■ REQUEST ■
Without the images, write out the whole listing exactly.

Chart and figure data:
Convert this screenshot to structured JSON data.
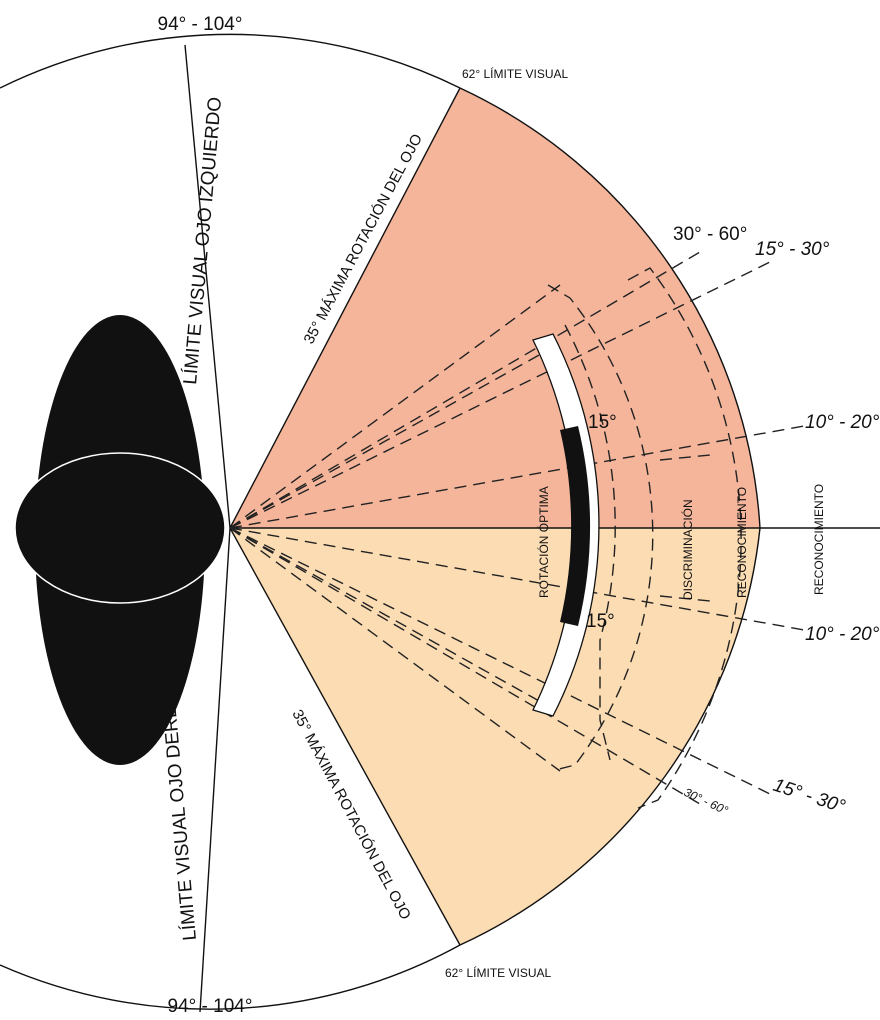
{
  "labels": {
    "top_range": "94° - 104°",
    "bottom_range": "94° - 104°",
    "top_limit": "62° LÍMITE VISUAL",
    "bottom_limit": "62° LÍMITE VISUAL",
    "left_eye_limit": "LÍMITE  VISUAL OJO IZQUIERDO",
    "right_eye_limit": "LÍMITE  VISUAL OJO DERECHO",
    "top_max_rotation": "35° MÁXIMA ROTACIÓN DEL OJO",
    "bottom_max_rotation": "35° MÁXIMA ROTACIÓN DEL OJO",
    "upper_30_60": "30° - 60°",
    "upper_15_30": "15° - 30°",
    "upper_10_20": "10° - 20°",
    "lower_10_20": "10° - 20°",
    "lower_15_30": "15° - 30°",
    "lower_30_60": "30° - 60°",
    "optimal_up": "15°",
    "optimal_down": "15°",
    "optimal_rotation": "ROTACIÓN ÓPTIMA",
    "discrimination": "DISCRIMINACIÓN",
    "recognition_inner": "RECONOCIMIENTO",
    "recognition_outer": "RECONOCIMIENTO"
  }
}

■ THE REPLY ■
Convert this screenshot to structured JSON data.
{
  "labels": {
    "top_range": "94° - 104°",
    "bottom_range": "94° - 104°",
    "top_limit": "62° LÍMITE VISUAL",
    "bottom_limit": "62° LÍMITE VISUAL",
    "left_eye_limit": "LÍMITE  VISUAL OJO IZQUIERDO",
    "right_eye_limit": "LÍMITE  VISUAL OJO DERECHO",
    "top_max_rotation": "35° MÁXIMA ROTACIÓN DEL OJO",
    "bottom_max_rotation": "35° MÁXIMA ROTACIÓN DEL OJO",
    "upper_30_60": "30° - 60°",
    "upper_15_30": "15° - 30°",
    "upper_10_20": "10° - 20°",
    "lower_10_20": "10° - 20°",
    "lower_15_30": "15° - 30°",
    "lower_30_60": "30° - 60°",
    "optimal_up": "15°",
    "optimal_down": "15°",
    "optimal_rotation": "ROTACIÓN ÓPTIMA",
    "discrimination": "DISCRIMINACIÓN",
    "recognition_inner": "RECONOCIMIENTO",
    "recognition_outer": "RECONOCIMIENTO"
  }
}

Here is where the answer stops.